◆ WORK TO BE COMPLETED
Repeat every entry word for word, skipping the pictures.

Entries from a dataset
+++

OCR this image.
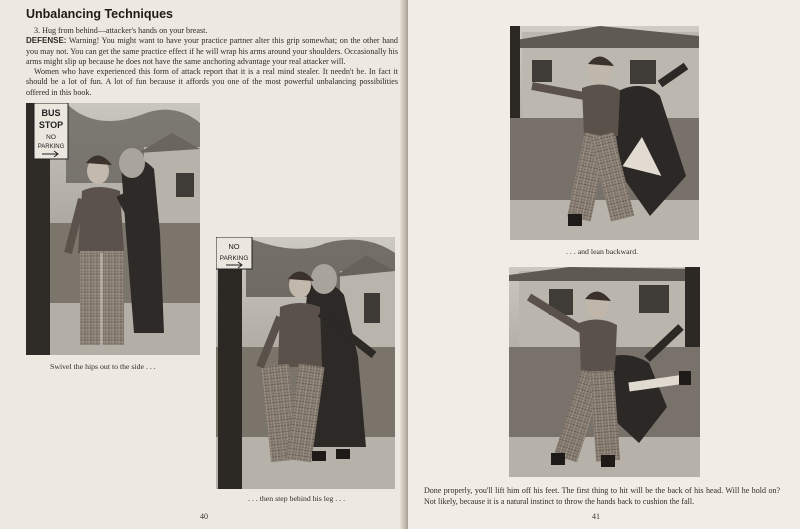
Unbalancing Techniques

3. Hug from behind—attacker's hands on your breast.

DEFENSE: Warning! You might want to have your practice partner alter this grip somewhat; on the other hand you may not. You can get the same practice effect if he will wrap his arms around your shoulders. Occasionally his arms might slip up because he does not have the same anchoring advantage your real attacker will.

Women who have experienced this form of attack report that it is a real mind stealer. It needn't be. In fact it should be a lot of fun. A lot of fun because it affords you one of the most powerful unbalancing possibilities offered in this book.

BUS
STOP
NO
PARKING
Swivel the hips out to the side . . .
NO
PARKING
. . . then step behind his leg . . .
40
. . . and lean backward.
41

Done properly, you'll lift him off his feet. The first thing to hit will be the back of his head. Will he hold on? Not likely, because it is a natural instinct to throw the hands back to cushion the fall.
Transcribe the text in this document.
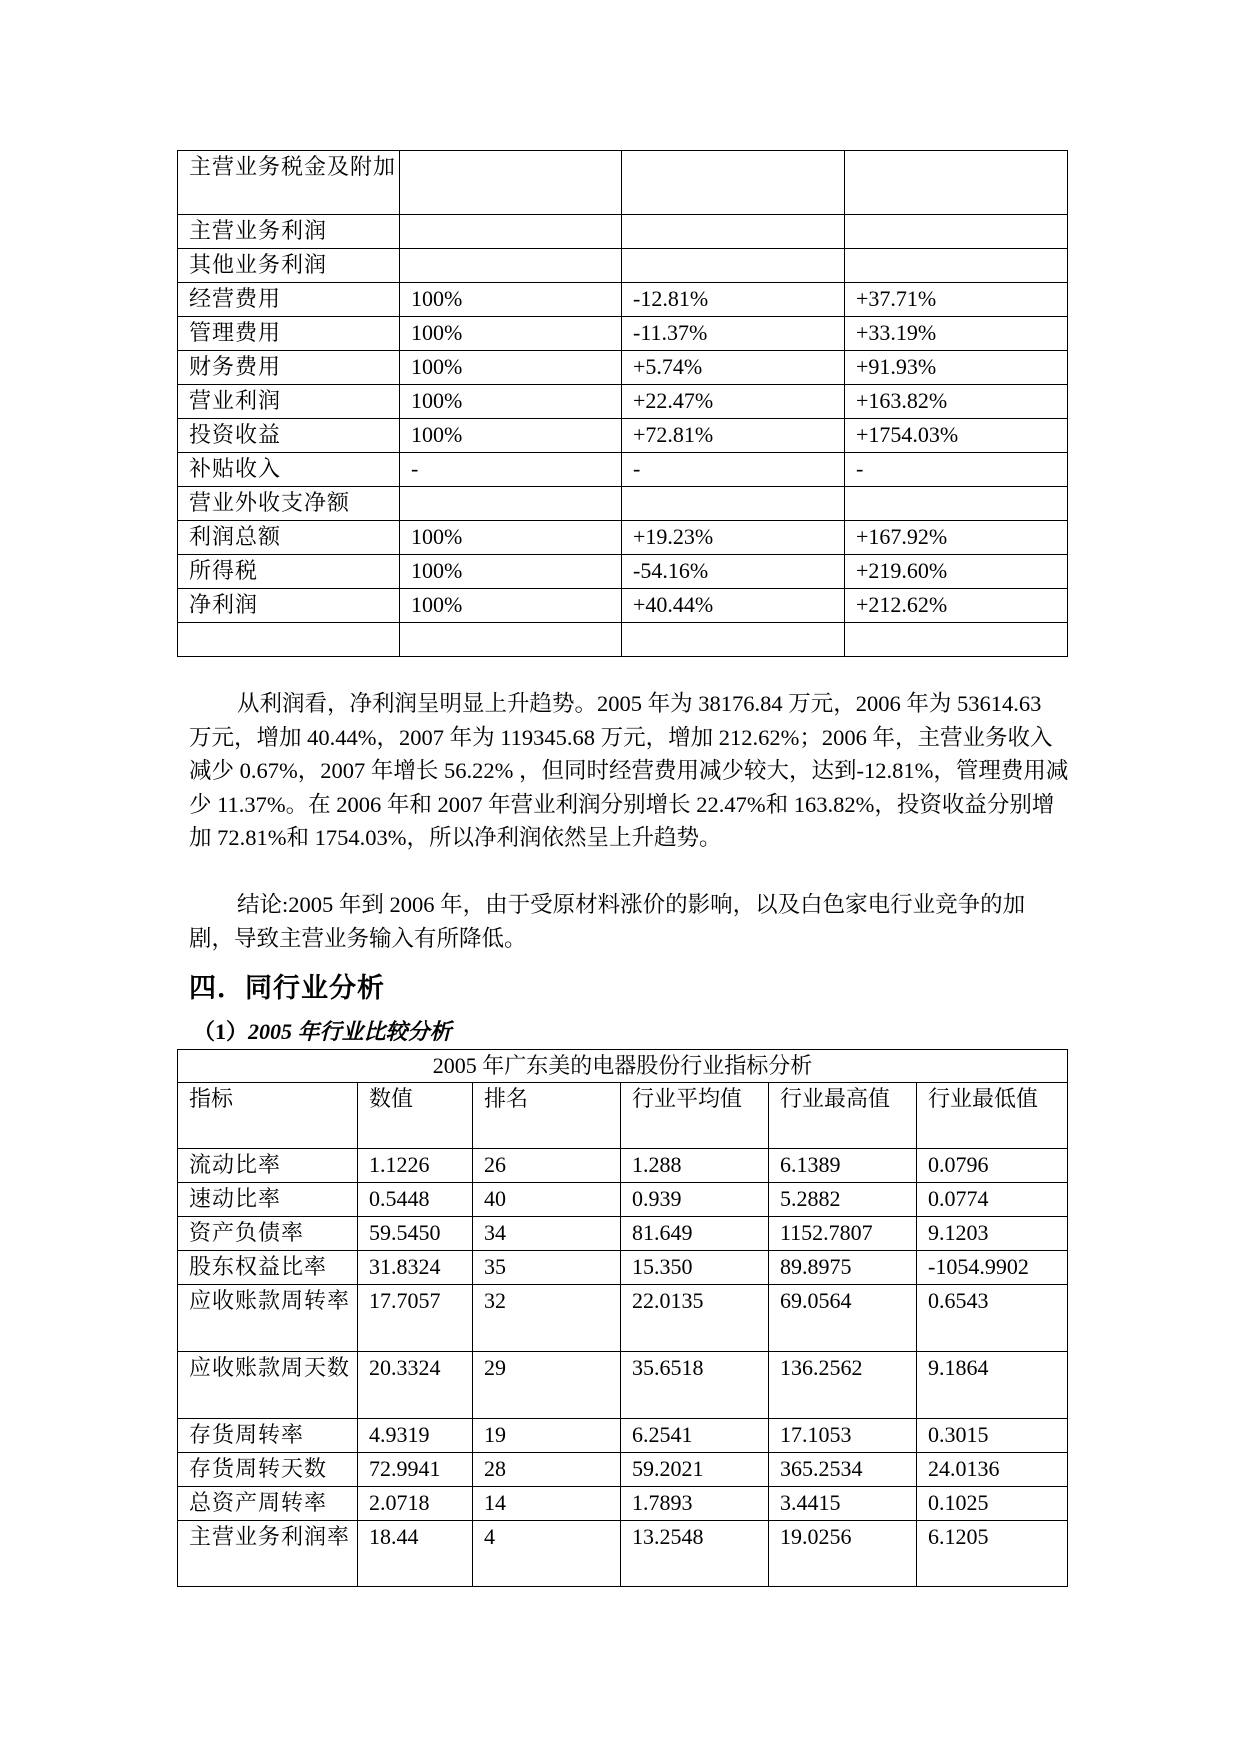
主营业务税金及附加			
主营业务利润			
其他业务利润			
经营费用	100%	-12.81%	+37.71%
管理费用	100%	-11.37%	+33.19%
财务费用	100%	+5.74%	+91.93%
营业利润	100%	+22.47%	+163.82%
投资收益	100%	+72.81%	+1754.03%
补贴收入	-	-	-
营业外收支净额			
利润总额	100%	+19.23%	+167.92%
所得税	100%	-54.16%	+219.60%
净利润	100%	+40.44%	+212.62%

从利润看，净利润呈明显上升趋势。2005 年为 38176.84 万元，2006 年为 53614.63 万元，增加 40.44%，2007 年为 119345.68 万元，增加 212.62%；2006 年，主营业务收入减少 0.67%，2007 年增长 56.22% ，但同时经营费用减少较大，达到-12.81%，管理费用减少 11.37%。在 2006 年和 2007 年营业利润分别增长 22.47%和 163.82%，投资收益分别增加 72.81%和 1754.03%，所以净利润依然呈上升趋势。

结论:2005 年到 2006 年，由于受原材料涨价的影响，以及白色家电行业竞争的加剧，导致主营业务输入有所降低。

四．同行业分析
（1）2005 年行业比较分析
2005 年广东美的电器股份行业指标分析					
指标	数值	排名	行业平均值	行业最高值	行业最低值
流动比率	1.1226	26	1.288	6.1389	0.0796
速动比率	0.5448	40	0.939	5.2882	0.0774
资产负债率	59.5450	34	81.649	1152.7807	9.1203
股东权益比率	31.8324	35	15.350	89.8975	-1054.9902
应收账款周转率	17.7057	32	22.0135	69.0564	0.6543
应收账款周天数	20.3324	29	35.6518	136.2562	9.1864
存货周转率	4.9319	19	6.2541	17.1053	0.3015
存货周转天数	72.9941	28	59.2021	365.2534	24.0136
总资产周转率	2.0718	14	1.7893	3.4415	0.1025
主营业务利润率	18.44	4	13.2548	19.0256	6.1205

+++

◆ RESULT
OCR this image.
Unbalancing Techniques

3. Hug from behind—attacker's hands on your breast.

DEFENSE: Warning! You might want to have your practice partner alter this grip somewhat; on the other hand you may not. You can get the same practice effect if he will wrap his arms around your shoulders. Occasionally his arms might slip up because he does not have the same anchoring advantage your real attacker will.

Women who have experienced this form of attack report that it is a real mind stealer. It needn't be. In fact it should be a lot of fun. A lot of fun because it affords you one of the most powerful unbalancing possibilities offered in this book.

BUS
STOP
NO
PARKING
Swivel the hips out to the side . . .
NO
PARKING
. . . then step behind his leg . . .
40
. . . and lean backward.
41

Done properly, you'll lift him off his feet. The first thing to hit will be the back of his head. Will he hold on? Not likely, because it is a natural instinct to throw the hands back to cushion the fall.
Transcribe the text in this document.
主营业务税金及附加			
主营业务利润			
其他业务利润			
经营费用	100%	-12.81%	+37.71%
管理费用	100%	-11.37%	+33.19%
财务费用	100%	+5.74%	+91.93%
营业利润	100%	+22.47%	+163.82%
投资收益	100%	+72.81%	+1754.03%
补贴收入	-	-	-
营业外收支净额			
利润总额	100%	+19.23%	+167.92%
所得税	100%	-54.16%	+219.60%
净利润	100%	+40.44%	+212.62%

从利润看，净利润呈明显上升趋势。2005 年为 38176.84 万元，2006 年为 53614.63 万元，增加 40.44%，2007 年为 119345.68 万元，增加 212.62%；2006 年，主营业务收入减少 0.67%，2007 年增长 56.22% ，但同时经营费用减少较大，达到-12.81%，管理费用减少 11.37%。在 2006 年和 2007 年营业利润分别增长 22.47%和 163.82%，投资收益分别增加 72.81%和 1754.03%，所以净利润依然呈上升趋势。

结论:2005 年到 2006 年，由于受原材料涨价的影响，以及白色家电行业竞争的加剧，导致主营业务输入有所降低。

四．同行业分析
（1）2005 年行业比较分析
2005 年广东美的电器股份行业指标分析					
指标	数值	排名	行业平均值	行业最高值	行业最低值
流动比率	1.1226	26	1.288	6.1389	0.0796
速动比率	0.5448	40	0.939	5.2882	0.0774
资产负债率	59.5450	34	81.649	1152.7807	9.1203
股东权益比率	31.8324	35	15.350	89.8975	-1054.9902
应收账款周转率	17.7057	32	22.0135	69.0564	0.6543
应收账款周天数	20.3324	29	35.6518	136.2562	9.1864
存货周转率	4.9319	19	6.2541	17.1053	0.3015
存货周转天数	72.9941	28	59.2021	365.2534	24.0136
总资产周转率	2.0718	14	1.7893	3.4415	0.1025
主营业务利润率	18.44	4	13.2548	19.0256	6.1205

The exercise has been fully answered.